> Directions: Pull each line holding "Екатерина" out of the entries below.

> Provided material:
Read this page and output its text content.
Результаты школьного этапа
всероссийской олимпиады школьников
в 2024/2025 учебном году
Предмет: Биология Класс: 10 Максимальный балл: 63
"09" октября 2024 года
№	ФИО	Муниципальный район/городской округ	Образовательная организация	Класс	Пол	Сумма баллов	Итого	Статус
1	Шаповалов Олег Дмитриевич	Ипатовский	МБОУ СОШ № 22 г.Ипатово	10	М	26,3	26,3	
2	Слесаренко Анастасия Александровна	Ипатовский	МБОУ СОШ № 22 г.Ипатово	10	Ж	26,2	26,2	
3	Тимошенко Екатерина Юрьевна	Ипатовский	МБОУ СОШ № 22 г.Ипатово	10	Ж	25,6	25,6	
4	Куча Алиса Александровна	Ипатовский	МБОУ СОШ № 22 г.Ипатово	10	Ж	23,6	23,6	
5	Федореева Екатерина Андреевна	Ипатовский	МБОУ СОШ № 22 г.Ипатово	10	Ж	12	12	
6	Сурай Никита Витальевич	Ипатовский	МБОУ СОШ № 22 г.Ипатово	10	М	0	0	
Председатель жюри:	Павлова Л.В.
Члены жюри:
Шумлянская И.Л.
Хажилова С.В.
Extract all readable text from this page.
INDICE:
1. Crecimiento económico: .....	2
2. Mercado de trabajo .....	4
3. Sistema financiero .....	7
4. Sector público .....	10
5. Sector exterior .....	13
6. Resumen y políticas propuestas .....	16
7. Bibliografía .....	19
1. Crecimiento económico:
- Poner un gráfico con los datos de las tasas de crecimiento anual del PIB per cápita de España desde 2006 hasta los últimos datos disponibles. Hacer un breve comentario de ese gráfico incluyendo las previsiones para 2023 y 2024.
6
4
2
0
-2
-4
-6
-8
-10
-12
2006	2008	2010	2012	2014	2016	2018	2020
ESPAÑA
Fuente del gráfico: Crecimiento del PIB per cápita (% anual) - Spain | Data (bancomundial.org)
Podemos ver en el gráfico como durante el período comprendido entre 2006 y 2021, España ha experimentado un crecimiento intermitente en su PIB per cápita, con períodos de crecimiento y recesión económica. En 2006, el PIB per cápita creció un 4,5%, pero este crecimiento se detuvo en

> Solution:
3	Тимошенко Екатерина Юрьевна	Ипатовский	МБОУ СОШ № 22 г.Ипатово	10	Ж	25,6	25,6	
5	Федореева Екатерина Андреевна	Ипатовский	МБОУ СОШ № 22 г.Ипатово	10	Ж	12	12	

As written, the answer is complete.